Every line holding the string "JSON" should be gathered.

### Data excerpts
──────────────────────────────

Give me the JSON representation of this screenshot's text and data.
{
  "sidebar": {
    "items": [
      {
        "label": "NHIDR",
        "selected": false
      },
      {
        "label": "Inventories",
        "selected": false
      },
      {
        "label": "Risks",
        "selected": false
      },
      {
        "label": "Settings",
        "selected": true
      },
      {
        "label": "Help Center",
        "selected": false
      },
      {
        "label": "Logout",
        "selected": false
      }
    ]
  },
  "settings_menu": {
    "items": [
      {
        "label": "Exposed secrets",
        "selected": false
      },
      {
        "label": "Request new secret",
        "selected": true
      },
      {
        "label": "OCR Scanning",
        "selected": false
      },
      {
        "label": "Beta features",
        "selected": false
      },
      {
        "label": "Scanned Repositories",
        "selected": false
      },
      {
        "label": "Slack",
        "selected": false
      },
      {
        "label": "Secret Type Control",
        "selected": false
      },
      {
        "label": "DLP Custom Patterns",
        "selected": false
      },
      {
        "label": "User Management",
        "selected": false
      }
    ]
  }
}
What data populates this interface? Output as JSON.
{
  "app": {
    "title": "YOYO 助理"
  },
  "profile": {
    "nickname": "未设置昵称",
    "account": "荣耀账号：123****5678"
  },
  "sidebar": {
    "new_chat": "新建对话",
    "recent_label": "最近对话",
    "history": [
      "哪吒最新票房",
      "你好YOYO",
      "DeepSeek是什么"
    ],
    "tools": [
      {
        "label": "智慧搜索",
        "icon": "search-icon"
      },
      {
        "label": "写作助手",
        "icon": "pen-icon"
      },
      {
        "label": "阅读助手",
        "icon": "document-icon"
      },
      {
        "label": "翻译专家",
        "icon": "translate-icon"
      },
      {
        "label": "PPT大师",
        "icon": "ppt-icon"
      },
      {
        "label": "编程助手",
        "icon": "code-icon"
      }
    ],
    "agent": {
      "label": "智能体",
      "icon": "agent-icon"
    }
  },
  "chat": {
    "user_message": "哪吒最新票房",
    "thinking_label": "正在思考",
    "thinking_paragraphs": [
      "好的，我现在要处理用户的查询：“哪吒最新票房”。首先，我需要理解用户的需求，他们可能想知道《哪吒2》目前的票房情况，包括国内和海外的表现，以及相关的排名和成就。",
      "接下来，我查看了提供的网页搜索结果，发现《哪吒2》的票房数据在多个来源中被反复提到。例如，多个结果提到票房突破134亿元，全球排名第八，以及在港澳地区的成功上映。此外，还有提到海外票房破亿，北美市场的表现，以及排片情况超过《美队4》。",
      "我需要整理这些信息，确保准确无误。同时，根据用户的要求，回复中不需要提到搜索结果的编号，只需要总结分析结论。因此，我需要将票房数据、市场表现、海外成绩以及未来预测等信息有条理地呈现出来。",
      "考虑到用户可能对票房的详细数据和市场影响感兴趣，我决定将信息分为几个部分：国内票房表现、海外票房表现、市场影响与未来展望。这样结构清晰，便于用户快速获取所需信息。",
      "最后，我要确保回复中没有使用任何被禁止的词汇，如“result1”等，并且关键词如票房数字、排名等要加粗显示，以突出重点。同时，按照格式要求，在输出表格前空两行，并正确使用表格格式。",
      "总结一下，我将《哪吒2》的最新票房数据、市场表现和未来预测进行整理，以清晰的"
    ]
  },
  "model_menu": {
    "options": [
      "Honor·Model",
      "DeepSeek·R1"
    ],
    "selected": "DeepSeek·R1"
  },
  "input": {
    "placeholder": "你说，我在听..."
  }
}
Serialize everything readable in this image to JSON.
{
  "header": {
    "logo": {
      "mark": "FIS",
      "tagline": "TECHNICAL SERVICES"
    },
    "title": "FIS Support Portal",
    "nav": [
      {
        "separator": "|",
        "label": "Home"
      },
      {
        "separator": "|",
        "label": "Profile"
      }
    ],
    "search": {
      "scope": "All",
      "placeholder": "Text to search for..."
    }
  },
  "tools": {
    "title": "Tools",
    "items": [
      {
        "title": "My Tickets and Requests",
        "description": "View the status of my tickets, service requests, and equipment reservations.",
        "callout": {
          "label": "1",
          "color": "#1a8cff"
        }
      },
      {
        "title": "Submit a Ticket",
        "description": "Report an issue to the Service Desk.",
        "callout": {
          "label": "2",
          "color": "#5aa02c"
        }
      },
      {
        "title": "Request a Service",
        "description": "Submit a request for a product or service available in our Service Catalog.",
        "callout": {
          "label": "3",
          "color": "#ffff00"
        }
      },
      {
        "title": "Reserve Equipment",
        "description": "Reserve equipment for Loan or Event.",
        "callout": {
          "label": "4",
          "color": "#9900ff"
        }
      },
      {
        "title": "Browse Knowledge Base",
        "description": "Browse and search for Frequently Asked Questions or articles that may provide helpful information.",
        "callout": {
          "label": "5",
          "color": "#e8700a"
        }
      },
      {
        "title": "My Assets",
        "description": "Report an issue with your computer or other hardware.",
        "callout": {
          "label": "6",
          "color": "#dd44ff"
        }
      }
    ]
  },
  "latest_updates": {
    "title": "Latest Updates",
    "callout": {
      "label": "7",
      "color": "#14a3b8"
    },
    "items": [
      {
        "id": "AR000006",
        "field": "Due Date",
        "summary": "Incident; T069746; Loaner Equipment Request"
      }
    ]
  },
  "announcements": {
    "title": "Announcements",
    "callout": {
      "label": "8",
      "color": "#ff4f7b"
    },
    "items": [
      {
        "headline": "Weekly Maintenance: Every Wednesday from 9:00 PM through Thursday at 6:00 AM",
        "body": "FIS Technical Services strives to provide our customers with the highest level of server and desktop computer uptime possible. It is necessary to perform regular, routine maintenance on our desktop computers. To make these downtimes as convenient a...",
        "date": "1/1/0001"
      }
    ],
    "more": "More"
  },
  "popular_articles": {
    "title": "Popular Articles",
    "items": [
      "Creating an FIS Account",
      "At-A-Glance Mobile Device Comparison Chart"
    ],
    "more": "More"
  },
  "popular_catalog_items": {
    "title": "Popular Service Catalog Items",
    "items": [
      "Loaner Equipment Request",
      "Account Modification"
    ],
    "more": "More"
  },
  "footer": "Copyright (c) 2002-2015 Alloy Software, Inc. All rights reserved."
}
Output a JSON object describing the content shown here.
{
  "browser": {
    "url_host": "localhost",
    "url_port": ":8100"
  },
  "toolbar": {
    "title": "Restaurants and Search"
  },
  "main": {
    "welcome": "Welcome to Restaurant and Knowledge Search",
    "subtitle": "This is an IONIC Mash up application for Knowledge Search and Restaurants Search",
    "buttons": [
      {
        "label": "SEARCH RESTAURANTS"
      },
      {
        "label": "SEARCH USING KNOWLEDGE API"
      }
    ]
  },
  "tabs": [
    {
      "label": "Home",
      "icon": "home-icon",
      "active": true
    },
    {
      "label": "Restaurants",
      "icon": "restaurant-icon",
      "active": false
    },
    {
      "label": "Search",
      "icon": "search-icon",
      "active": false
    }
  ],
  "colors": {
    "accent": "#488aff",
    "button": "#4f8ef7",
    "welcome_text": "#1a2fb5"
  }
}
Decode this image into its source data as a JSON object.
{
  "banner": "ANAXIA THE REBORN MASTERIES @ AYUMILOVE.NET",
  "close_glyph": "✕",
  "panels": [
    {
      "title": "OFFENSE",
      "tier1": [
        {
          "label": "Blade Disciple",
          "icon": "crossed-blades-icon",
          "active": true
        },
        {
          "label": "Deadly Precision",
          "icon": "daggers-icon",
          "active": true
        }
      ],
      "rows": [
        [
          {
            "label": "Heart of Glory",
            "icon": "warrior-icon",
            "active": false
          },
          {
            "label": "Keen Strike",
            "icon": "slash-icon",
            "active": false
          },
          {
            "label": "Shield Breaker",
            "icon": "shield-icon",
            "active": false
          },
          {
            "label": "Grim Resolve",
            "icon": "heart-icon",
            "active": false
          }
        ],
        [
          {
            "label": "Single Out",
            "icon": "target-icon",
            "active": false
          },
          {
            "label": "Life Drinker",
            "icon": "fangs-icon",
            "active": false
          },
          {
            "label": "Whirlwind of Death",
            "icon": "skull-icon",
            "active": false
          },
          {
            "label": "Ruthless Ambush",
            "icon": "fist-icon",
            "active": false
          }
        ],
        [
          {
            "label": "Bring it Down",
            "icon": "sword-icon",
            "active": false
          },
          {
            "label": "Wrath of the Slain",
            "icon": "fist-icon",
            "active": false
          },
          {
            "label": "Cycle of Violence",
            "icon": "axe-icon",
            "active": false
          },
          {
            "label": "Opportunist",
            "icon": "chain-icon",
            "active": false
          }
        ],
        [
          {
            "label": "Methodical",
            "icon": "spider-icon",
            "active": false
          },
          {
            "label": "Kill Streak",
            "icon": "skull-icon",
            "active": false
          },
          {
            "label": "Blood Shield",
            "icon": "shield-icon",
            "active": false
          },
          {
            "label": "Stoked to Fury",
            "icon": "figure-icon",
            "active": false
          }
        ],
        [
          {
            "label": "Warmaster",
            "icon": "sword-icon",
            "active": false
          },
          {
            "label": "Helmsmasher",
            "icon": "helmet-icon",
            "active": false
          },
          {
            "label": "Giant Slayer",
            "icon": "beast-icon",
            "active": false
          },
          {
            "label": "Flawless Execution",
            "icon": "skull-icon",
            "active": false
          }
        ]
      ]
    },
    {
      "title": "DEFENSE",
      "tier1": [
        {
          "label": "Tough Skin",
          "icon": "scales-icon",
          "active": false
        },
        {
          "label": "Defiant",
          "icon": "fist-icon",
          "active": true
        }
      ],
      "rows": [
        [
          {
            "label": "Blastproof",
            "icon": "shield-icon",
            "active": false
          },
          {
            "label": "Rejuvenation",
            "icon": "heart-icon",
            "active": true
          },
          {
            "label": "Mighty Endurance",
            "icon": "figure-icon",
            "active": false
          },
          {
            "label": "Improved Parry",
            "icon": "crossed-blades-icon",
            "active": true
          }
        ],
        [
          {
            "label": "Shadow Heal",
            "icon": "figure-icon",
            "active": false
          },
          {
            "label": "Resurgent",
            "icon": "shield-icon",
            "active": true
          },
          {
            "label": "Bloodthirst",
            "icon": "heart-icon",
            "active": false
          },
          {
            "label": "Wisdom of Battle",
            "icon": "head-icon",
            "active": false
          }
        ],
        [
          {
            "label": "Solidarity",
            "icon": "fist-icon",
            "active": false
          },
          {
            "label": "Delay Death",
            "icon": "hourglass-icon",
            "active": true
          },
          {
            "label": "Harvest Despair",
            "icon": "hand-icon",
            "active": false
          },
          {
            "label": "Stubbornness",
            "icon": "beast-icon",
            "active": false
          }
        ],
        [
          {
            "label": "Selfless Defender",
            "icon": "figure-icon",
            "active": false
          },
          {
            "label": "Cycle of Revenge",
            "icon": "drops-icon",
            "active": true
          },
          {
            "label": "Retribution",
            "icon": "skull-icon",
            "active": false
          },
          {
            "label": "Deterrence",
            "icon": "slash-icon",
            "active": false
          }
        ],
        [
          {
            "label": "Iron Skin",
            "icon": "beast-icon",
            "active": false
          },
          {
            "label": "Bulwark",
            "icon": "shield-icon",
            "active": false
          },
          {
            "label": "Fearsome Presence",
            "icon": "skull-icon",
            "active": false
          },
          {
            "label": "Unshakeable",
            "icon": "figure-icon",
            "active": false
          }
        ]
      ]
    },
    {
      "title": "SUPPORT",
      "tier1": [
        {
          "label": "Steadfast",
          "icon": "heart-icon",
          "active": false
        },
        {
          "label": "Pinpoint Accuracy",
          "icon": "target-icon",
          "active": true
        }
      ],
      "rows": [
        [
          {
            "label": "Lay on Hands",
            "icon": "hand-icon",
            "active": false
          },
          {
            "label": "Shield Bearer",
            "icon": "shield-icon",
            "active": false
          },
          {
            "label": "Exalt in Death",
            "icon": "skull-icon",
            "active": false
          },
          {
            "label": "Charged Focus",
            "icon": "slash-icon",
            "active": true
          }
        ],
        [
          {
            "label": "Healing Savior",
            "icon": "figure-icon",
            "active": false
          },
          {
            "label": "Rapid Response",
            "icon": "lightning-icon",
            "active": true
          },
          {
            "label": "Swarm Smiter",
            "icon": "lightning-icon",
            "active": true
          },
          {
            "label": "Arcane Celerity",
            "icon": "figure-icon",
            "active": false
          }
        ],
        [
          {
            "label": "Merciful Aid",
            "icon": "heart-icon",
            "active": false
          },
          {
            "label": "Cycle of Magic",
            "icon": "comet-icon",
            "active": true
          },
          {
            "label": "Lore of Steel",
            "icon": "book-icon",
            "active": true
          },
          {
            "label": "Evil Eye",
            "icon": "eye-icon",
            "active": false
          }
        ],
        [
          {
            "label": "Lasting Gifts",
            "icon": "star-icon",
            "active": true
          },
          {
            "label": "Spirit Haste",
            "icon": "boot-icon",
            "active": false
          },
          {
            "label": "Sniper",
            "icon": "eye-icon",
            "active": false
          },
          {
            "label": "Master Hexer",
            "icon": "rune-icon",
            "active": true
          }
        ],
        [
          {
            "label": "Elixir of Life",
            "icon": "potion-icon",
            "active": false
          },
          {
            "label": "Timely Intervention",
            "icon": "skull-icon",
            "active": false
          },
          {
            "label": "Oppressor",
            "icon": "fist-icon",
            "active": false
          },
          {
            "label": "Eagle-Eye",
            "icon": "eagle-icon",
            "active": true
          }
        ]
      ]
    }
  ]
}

──────────────────────────────

### Final answer
Give me the JSON representation of this screenshot's text and data.
What data populates this interface? Output as JSON.
Serialize everything readable in this image to JSON.
Output a JSON object describing the content shown here.
Decode this image into its source data as a JSON object.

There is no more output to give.